◆ What you should do
Search the listing for the string "направляется" and copy every line that contains it.

◆ Record set
--------------------------------------------------
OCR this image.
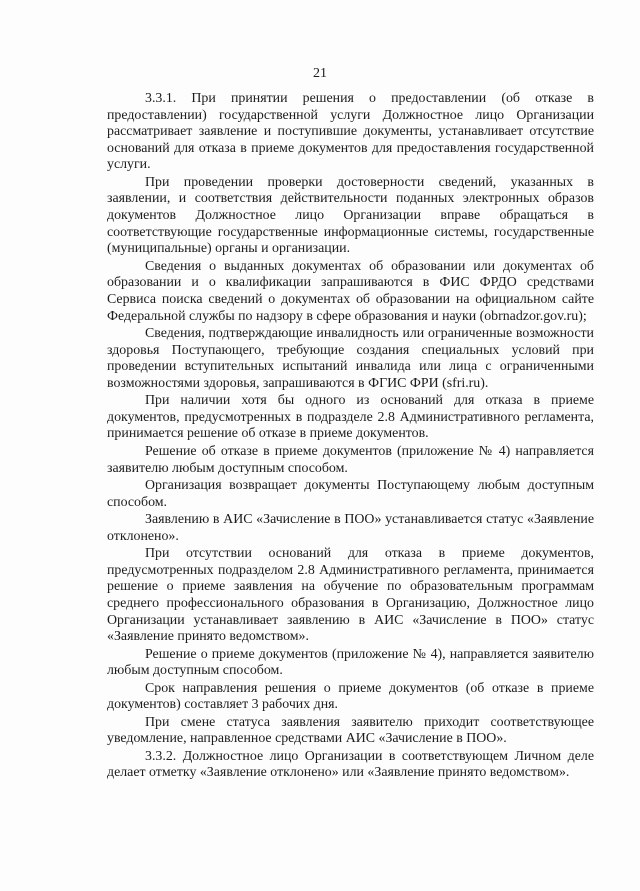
21

3.3.1. При принятии решения о предоставлении (об отказе в предоставлении) государственной услуги Должностное лицо Организации рассматривает заявление и поступившие документы, устанавливает отсутствие оснований для отказа в приеме документов для предоставления государственной услуги.

При проведении проверки достоверности сведений, указанных в заявлении, и соответствия действительности поданных электронных образов документов Должностное лицо Организации вправе обращаться в соответствующие государственные информационные системы, государственные (муниципальные) органы и организации.

Сведения о выданных документах об образовании или документах об образовании и о квалификации запрашиваются в ФИС ФРДО средствами Сервиса поиска сведений о документах об образовании на официальном сайте Федеральной службы по надзору в сфере образования и науки (obrnadzor.gov.ru);

Сведения, подтверждающие инвалидность или ограниченные возможности здоровья Поступающего, требующие создания специальных условий при проведении вступительных испытаний инвалида или лица с ограниченными возможностями здоровья, запрашиваются в ФГИС ФРИ (sfri.ru).

При наличии хотя бы одного из оснований для отказа в приеме документов, предусмотренных в подразделе 2.8 Административного регламента, принимается решение об отказе в приеме документов.

Решение об отказе в приеме документов (приложение № 4) направляется заявителю любым доступным способом.

Организация возвращает документы Поступающему любым доступным способом.

Заявлению в АИС «Зачисление в ПОО» устанавливается статус «Заявление отклонено».

При отсутствии оснований для отказа в приеме документов, предусмотренных подразделом 2.8 Административного регламента, принимается решение о приеме заявления на обучение по образовательным программам среднего профессионального образования в Организацию, Должностное лицо Организации устанавливает заявлению в АИС «Зачисление в ПОО» статус «Заявление принято ведомством».

Решение о приеме документов (приложение № 4), направляется заявителю любым доступным способом.

Срок направления решения о приеме документов (об отказе в приеме документов) составляет 3 рабочих дня.

При смене статуса заявления заявителю приходит соответствующее уведомление, направленное средствами АИС «Зачисление в ПОО».

3.3.2. Должностное лицо Организации в соответствующем Личном деле делает отметку «Заявление отклонено» или «Заявление принято ведомством».
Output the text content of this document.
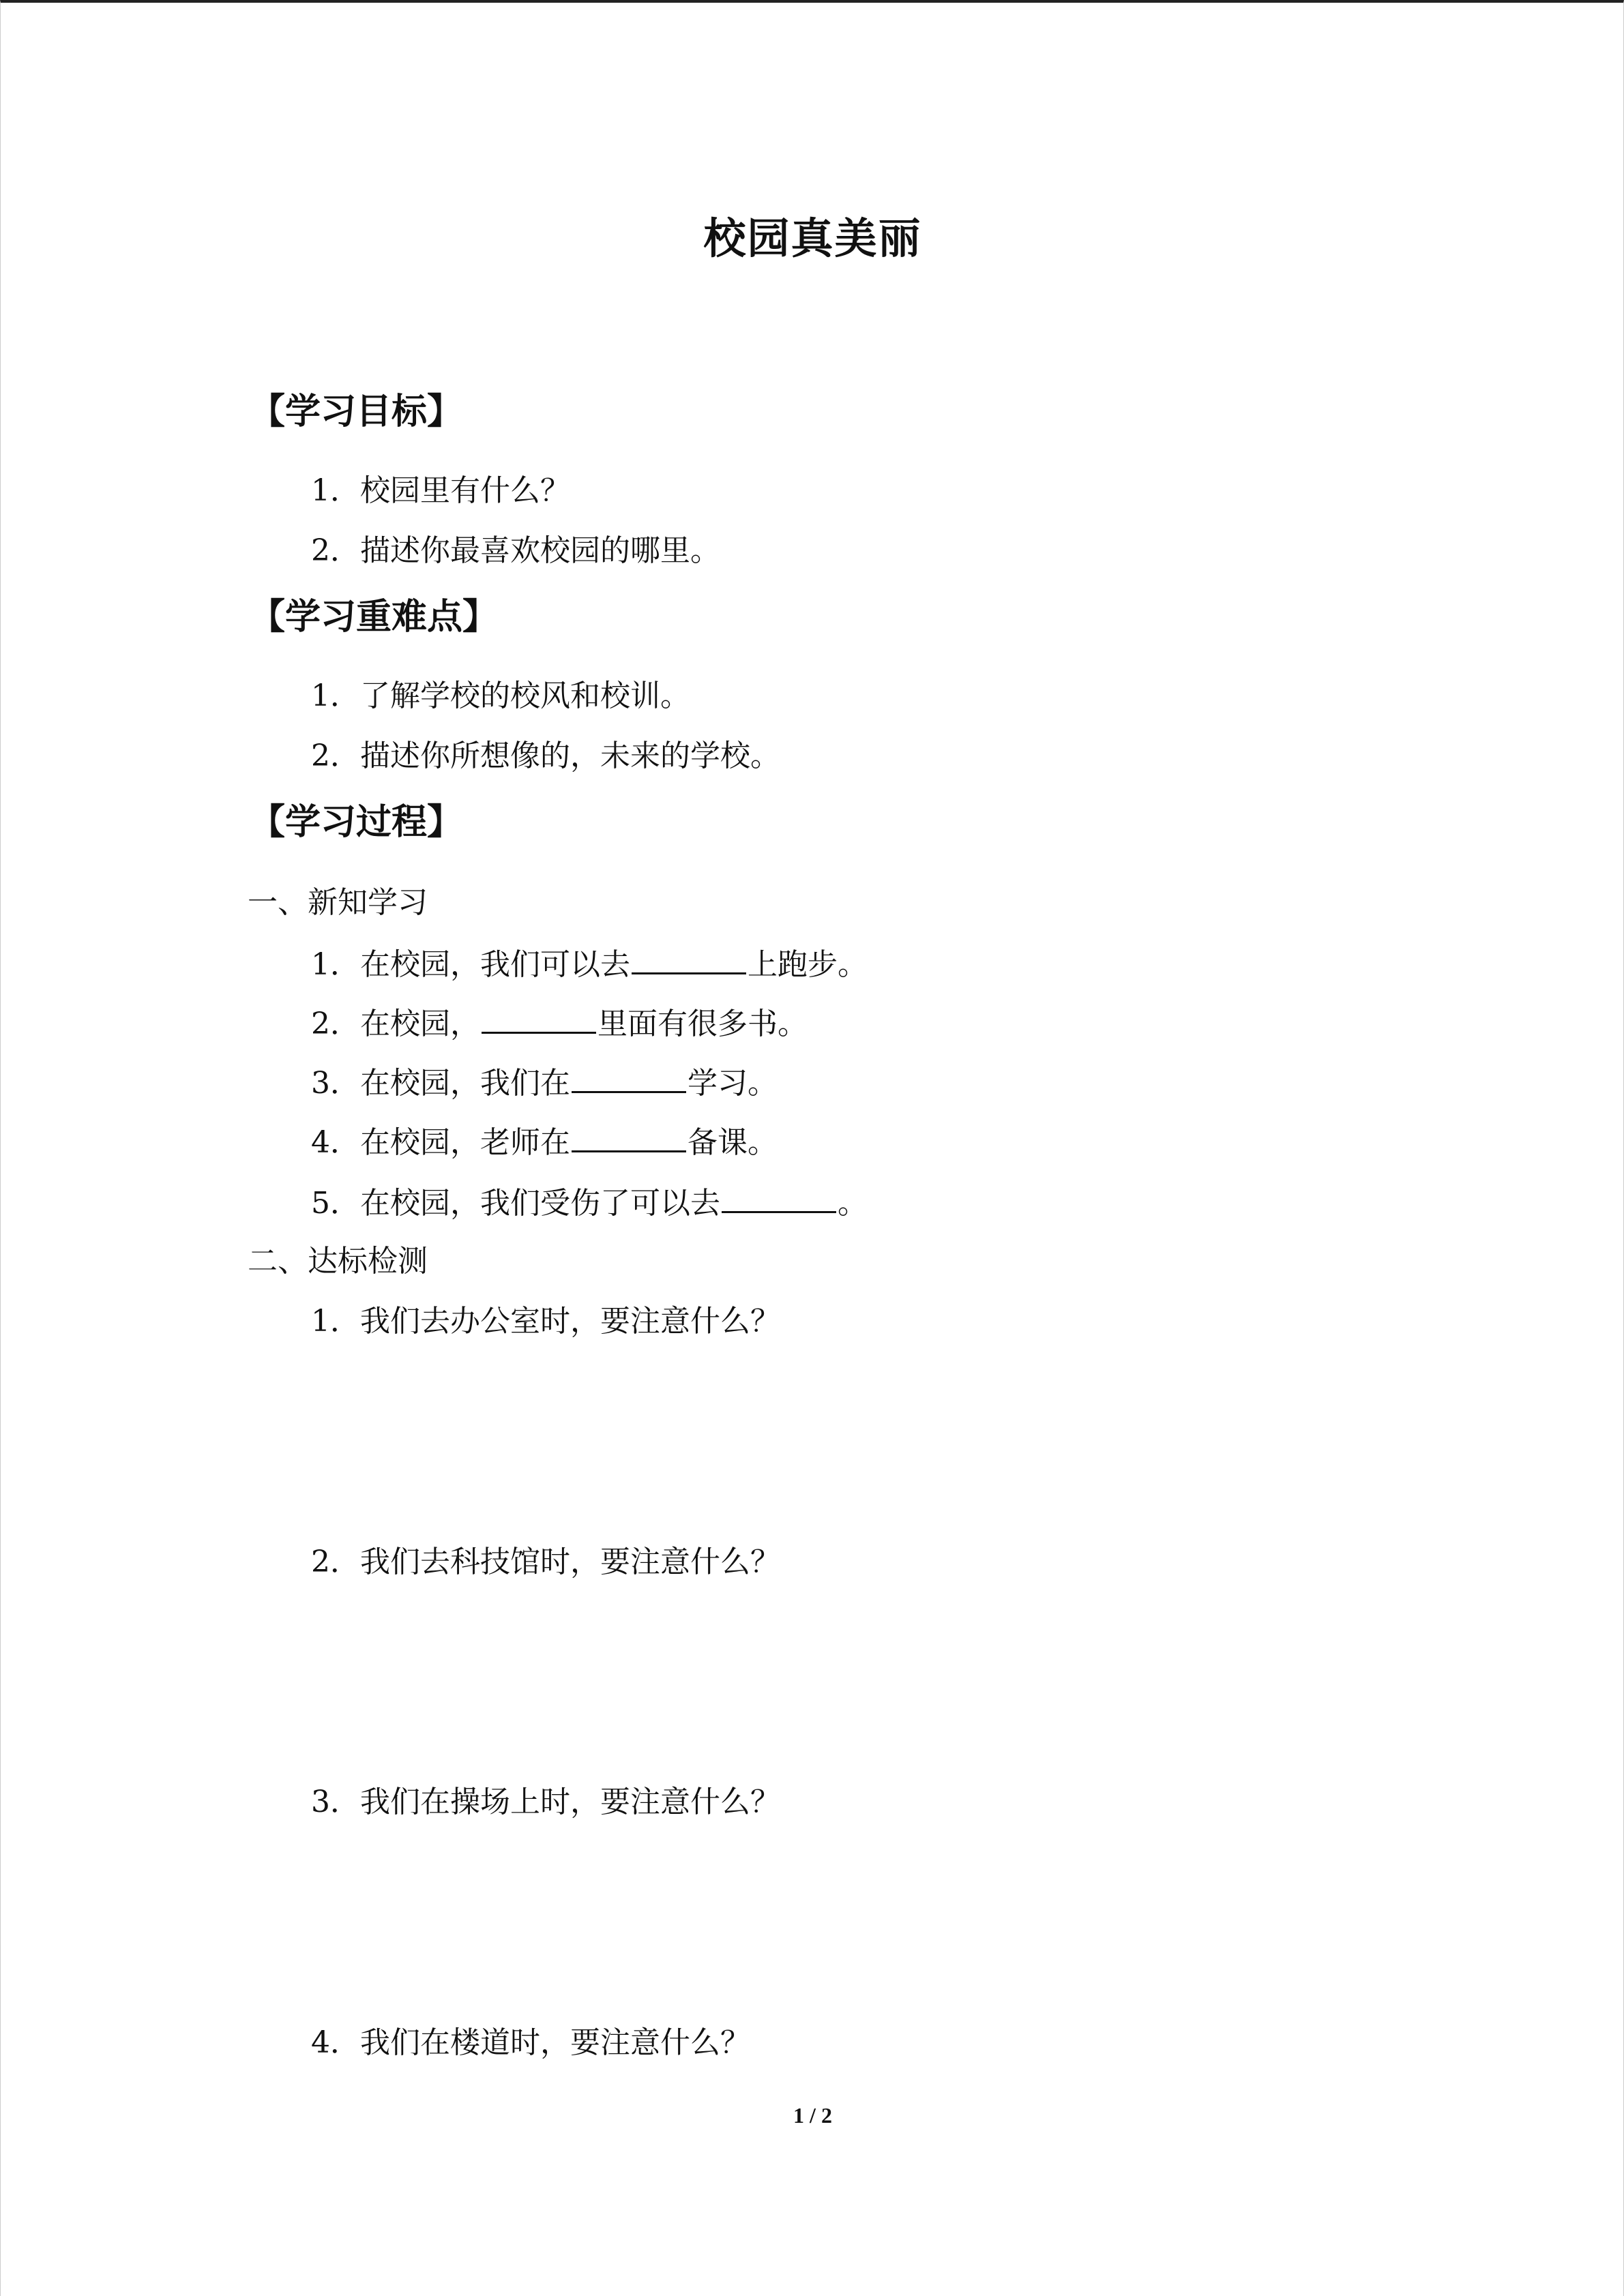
校园真美丽
【学习目标】
1．校园里有什么？
2．描述你最喜欢校园的哪里。
【学习重难点】
1．了解学校的校风和校训。
2．描述你所想像的，未来的学校。
【学习过程】
一、新知学习
1．在校园，我们可以去	上跑步。
2．在校园，	里面有很多书。
3．在校园，我们在	学习。
4．在校园，老师在	备课。
5．在校园，我们受伤了可以去	。
二、达标检测
1．我们去办公室时，要注意什么？
2．我们去科技馆时，要注意什么？
3．我们在操场上时，要注意什么？
4．我们在楼道时，要注意什么？
1 / 2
--------------------------------------------------
◆ Output for this task
Решение об отказе в приеме документов (приложение № 4) направляется заявителю любым доступным способом.
Решение о приеме документов (приложение № 4), направляется заявителю любым доступным способом.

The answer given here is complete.